■ WHAT TO PRODUCE: Each entry must be given again exactly; images do not belong in the copy.

■ EXERCISE DATA:
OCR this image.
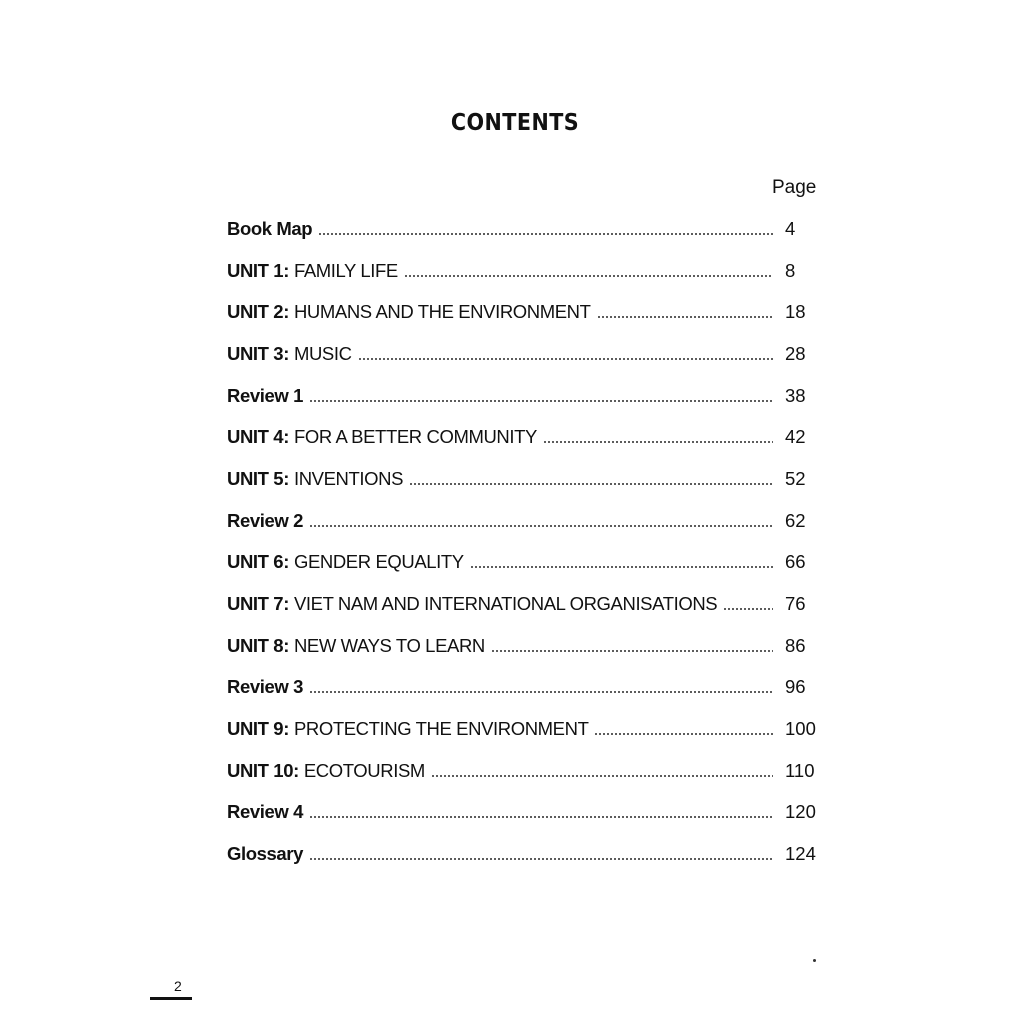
CONTENTS
Page
Book Map	4
UNIT 1: FAMILY LIFE	8
UNIT 2: HUMANS AND THE ENVIRONMENT	18
UNIT 3: MUSIC	28
Review 1	38
UNIT 4: FOR A BETTER COMMUNITY	42
UNIT 5: INVENTIONS	52
Review 2	62
UNIT 6: GENDER EQUALITY	66
UNIT 7: VIET NAM AND INTERNATIONAL ORGANISATIONS	76
UNIT 8: NEW WAYS TO LEARN	86
Review 3	96
UNIT 9: PROTECTING THE ENVIRONMENT	100
UNIT 10: ECOTOURISM	110
Review 4	120
Glossary	124
2
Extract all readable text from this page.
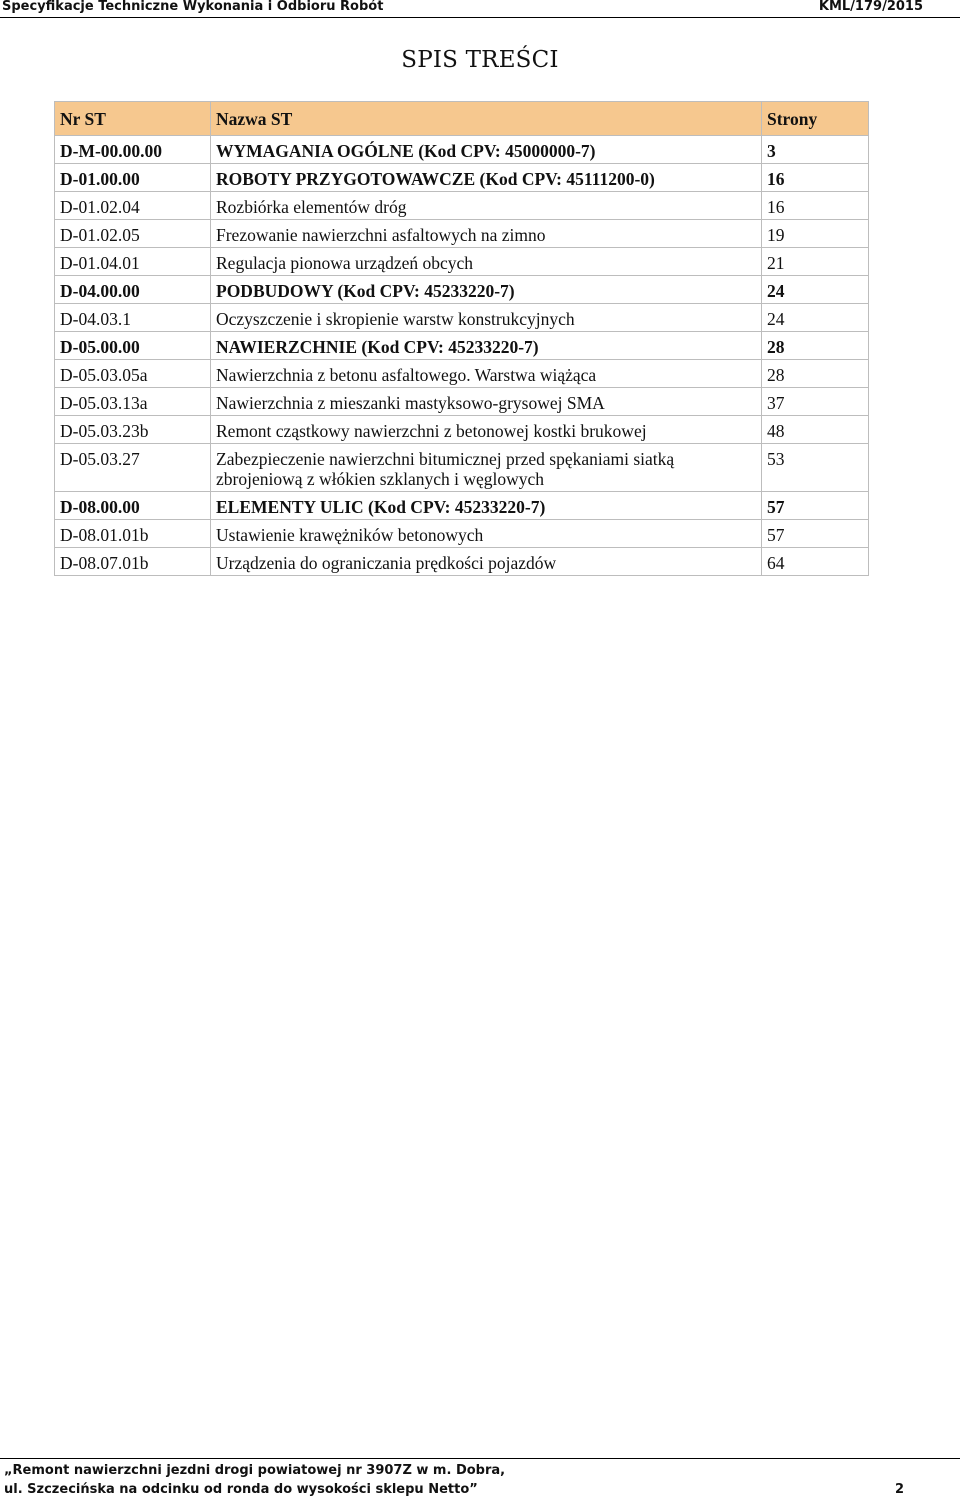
Specyfikacje Techniczne Wykonania i Odbioru Robót	KML/179/2015
SPIS TREŚCI
Nr ST	Nazwa ST	Strony
D-M-00.00.00	WYMAGANIA OGÓLNE (Kod CPV: 45000000-7)	3
D-01.00.00	ROBOTY PRZYGOTOWAWCZE (Kod CPV: 45111200-0)	16
D-01.02.04	Rozbiórka elementów dróg	16
D-01.02.05	Frezowanie nawierzchni asfaltowych na zimno	19
D-01.04.01	Regulacja pionowa urządzeń obcych	21
D-04.00.00	PODBUDOWY (Kod CPV: 45233220-7)	24
D-04.03.1	Oczyszczenie i skropienie warstw konstrukcyjnych	24
D-05.00.00	NAWIERZCHNIE (Kod CPV: 45233220-7)	28
D-05.03.05a	Nawierzchnia z betonu asfaltowego. Warstwa wiążąca	28
D-05.03.13a	Nawierzchnia z mieszanki mastyksowo-grysowej SMA	37
D-05.03.23b	Remont cząstkowy nawierzchni z betonowej kostki brukowej	48
D-05.03.27	Zabezpieczenie nawierzchni bitumicznej przed spękaniami siatką zbrojeniową z włókien szklanych i węglowych	53
D-08.00.00	ELEMENTY ULIC (Kod CPV: 45233220-7)	57
D-08.01.01b	Ustawienie krawężników betonowych	57
D-08.07.01b	Urządzenia do ograniczania prędkości pojazdów	64
„Remont nawierzchni jezdni drogi powiatowej nr 3907Z w m. Dobra,
ul. Szczecińska na odcinku od ronda do wysokości sklepu Netto”	2
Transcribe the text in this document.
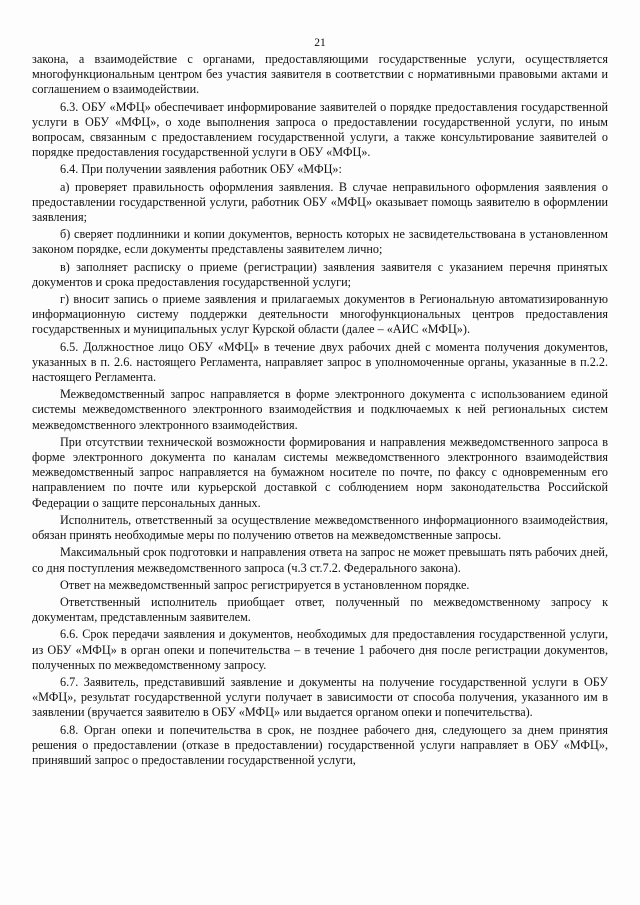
21

закона, а взаимодействие с органами, предоставляющими государственные услуги, осуществляется многофункциональным центром без участия заявителя в соответствии с нормативными правовыми актами и соглашением о взаимодействии.

6.3. ОБУ «МФЦ» обеспечивает информирование заявителей о порядке предоставления государственной услуги в ОБУ «МФЦ», о ходе выполнения запроса о предоставлении государственной услуги, по иным вопросам, связанным с предоставлением государственной услуги, а также консультирование заявителей о порядке предоставления государственной услуги в ОБУ «МФЦ».

6.4. При получении заявления работник ОБУ «МФЦ»:

а) проверяет правильность оформления заявления. В случае неправильного оформления заявления о предоставлении государственной услуги, работник ОБУ «МФЦ» оказывает помощь заявителю в оформлении заявления;

б) сверяет подлинники и копии документов, верность которых не засвидетельствована в установленном законом порядке, если документы представлены заявителем лично;

в) заполняет расписку о приеме (регистрации) заявления заявителя с указанием перечня принятых документов и срока предоставления государственной услуги;

г) вносит запись о приеме заявления и прилагаемых документов в Региональную автоматизированную информационную систему поддержки деятельности многофункциональных центров предоставления государственных и муниципальных услуг Курской области (далее – «АИС «МФЦ»).

6.5. Должностное лицо ОБУ «МФЦ» в течение двух рабочих дней с момента получения документов, указанных в п. 2.6. настоящего Регламента, направляет запрос в уполномоченные органы, указанные в п.2.2. настоящего Регламента.

Межведомственный запрос направляется в форме электронного документа с использованием единой системы межведомственного электронного взаимодействия и подключаемых к ней региональных систем межведомственного электронного взаимодействия.

При отсутствии технической возможности формирования и направления межведомственного запроса в форме электронного документа по каналам системы межведомственного электронного взаимодействия межведомственный запрос направляется на бумажном носителе по почте, по факсу с одновременным его направлением по почте или курьерской доставкой с соблюдением норм законодательства Российской Федерации о защите персональных данных.

Исполнитель, ответственный за осуществление межведомственного информационного взаимодействия, обязан принять необходимые меры по получению ответов на межведомственные запросы.

Максимальный срок подготовки и направления ответа на запрос не может превышать пять рабочих дней, со дня поступления межведомственного запроса (ч.3 ст.7.2. Федерального закона).

Ответ на межведомственный запрос регистрируется в установленном порядке.

Ответственный исполнитель приобщает ответ, полученный по межведомственному запросу к документам, представленным заявителем.

6.6. Срок передачи заявления и документов, необходимых для предоставления государственной услуги, из ОБУ «МФЦ» в орган опеки и попечительства – в течение 1 рабочего дня после регистрации документов, полученных по межведомственному запросу.

6.7. Заявитель, представивший заявление и документы на получение государственной услуги в ОБУ «МФЦ», результат государственной услуги получает в зависимости от способа получения, указанного им в заявлении (вручается заявителю в ОБУ «МФЦ» или выдается органом опеки и попечительства).

6.8. Орган опеки и попечительства в срок, не позднее рабочего дня, следующего за днем принятия решения о предоставлении (отказе в предоставлении) государственной услуги направляет в ОБУ «МФЦ», принявший запрос о предоставлении государственной услуги,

■ THE RESULT:
OCR this image.
CONTENTS
Page
Book Map	4
UNIT 1: FAMILY LIFE	8
UNIT 2: HUMANS AND THE ENVIRONMENT	18
UNIT 3: MUSIC	28
Review 1	38
UNIT 4: FOR A BETTER COMMUNITY	42
UNIT 5: INVENTIONS	52
Review 2	62
UNIT 6: GENDER EQUALITY	66
UNIT 7: VIET NAM AND INTERNATIONAL ORGANISATIONS	76
UNIT 8: NEW WAYS TO LEARN	86
Review 3	96
UNIT 9: PROTECTING THE ENVIRONMENT	100
UNIT 10: ECOTOURISM	110
Review 4	120
Glossary	124
2
Extract all readable text from this page.
Specyfikacje Techniczne Wykonania i Odbioru Robót	KML/179/2015
SPIS TREŚCI
Nr ST	Nazwa ST	Strony
D-M-00.00.00	WYMAGANIA OGÓLNE (Kod CPV: 45000000-7)	3
D-01.00.00	ROBOTY PRZYGOTOWAWCZE (Kod CPV: 45111200-0)	16
D-01.02.04	Rozbiórka elementów dróg	16
D-01.02.05	Frezowanie nawierzchni asfaltowych na zimno	19
D-01.04.01	Regulacja pionowa urządzeń obcych	21
D-04.00.00	PODBUDOWY (Kod CPV: 45233220-7)	24
D-04.03.1	Oczyszczenie i skropienie warstw konstrukcyjnych	24
D-05.00.00	NAWIERZCHNIE (Kod CPV: 45233220-7)	28
D-05.03.05a	Nawierzchnia z betonu asfaltowego. Warstwa wiążąca	28
D-05.03.13a	Nawierzchnia z mieszanki mastyksowo-grysowej SMA	37
D-05.03.23b	Remont cząstkowy nawierzchni z betonowej kostki brukowej	48
D-05.03.27	Zabezpieczenie nawierzchni bitumicznej przed spękaniami siatką zbrojeniową z włókien szklanych i węglowych	53
D-08.00.00	ELEMENTY ULIC (Kod CPV: 45233220-7)	57
D-08.01.01b	Ustawienie krawężników betonowych	57
D-08.07.01b	Urządzenia do ograniczania prędkości pojazdów	64
„Remont nawierzchni jezdni drogi powiatowej nr 3907Z w m. Dobra,
ul. Szczecińska na odcinku od ronda do wysokości sklepu Netto”	2
Transcribe the text in this document.
21

закона, а взаимодействие с органами, предоставляющими государственные услуги, осуществляется многофункциональным центром без участия заявителя в соответствии с нормативными правовыми актами и соглашением о взаимодействии.

6.3. ОБУ «МФЦ» обеспечивает информирование заявителей о порядке предоставления государственной услуги в ОБУ «МФЦ», о ходе выполнения запроса о предоставлении государственной услуги, по иным вопросам, связанным с предоставлением государственной услуги, а также консультирование заявителей о порядке предоставления государственной услуги в ОБУ «МФЦ».

6.4. При получении заявления работник ОБУ «МФЦ»:

а) проверяет правильность оформления заявления. В случае неправильного оформления заявления о предоставлении государственной услуги, работник ОБУ «МФЦ» оказывает помощь заявителю в оформлении заявления;

б) сверяет подлинники и копии документов, верность которых не засвидетельствована в установленном законом порядке, если документы представлены заявителем лично;

в) заполняет расписку о приеме (регистрации) заявления заявителя с указанием перечня принятых документов и срока предоставления государственной услуги;

г) вносит запись о приеме заявления и прилагаемых документов в Региональную автоматизированную информационную систему поддержки деятельности многофункциональных центров предоставления государственных и муниципальных услуг Курской области (далее – «АИС «МФЦ»).

6.5. Должностное лицо ОБУ «МФЦ» в течение двух рабочих дней с момента получения документов, указанных в п. 2.6. настоящего Регламента, направляет запрос в уполномоченные органы, указанные в п.2.2. настоящего Регламента.

Межведомственный запрос направляется в форме электронного документа с использованием единой системы межведомственного электронного взаимодействия и подключаемых к ней региональных систем межведомственного электронного взаимодействия.

При отсутствии технической возможности формирования и направления межведомственного запроса в форме электронного документа по каналам системы межведомственного электронного взаимодействия межведомственный запрос направляется на бумажном носителе по почте, по факсу с одновременным его направлением по почте или курьерской доставкой с соблюдением норм законодательства Российской Федерации о защите персональных данных.

Исполнитель, ответственный за осуществление межведомственного информационного взаимодействия, обязан принять необходимые меры по получению ответов на межведомственные запросы.

Максимальный срок подготовки и направления ответа на запрос не может превышать пять рабочих дней, со дня поступления межведомственного запроса (ч.3 ст.7.2. Федерального закона).

Ответ на межведомственный запрос регистрируется в установленном порядке.

Ответственный исполнитель приобщает ответ, полученный по межведомственному запросу к документам, представленным заявителем.

6.6. Срок передачи заявления и документов, необходимых для предоставления государственной услуги, из ОБУ «МФЦ» в орган опеки и попечительства – в течение 1 рабочего дня после регистрации документов, полученных по межведомственному запросу.

6.7. Заявитель, представивший заявление и документы на получение государственной услуги в ОБУ «МФЦ», результат государственной услуги получает в зависимости от способа получения, указанного им в заявлении (вручается заявителю в ОБУ «МФЦ» или выдается органом опеки и попечительства).

6.8. Орган опеки и попечительства в срок, не позднее рабочего дня, следующего за днем принятия решения о предоставлении (отказе в предоставлении) государственной услуги направляет в ОБУ «МФЦ», принявший запрос о предоставлении государственной услуги,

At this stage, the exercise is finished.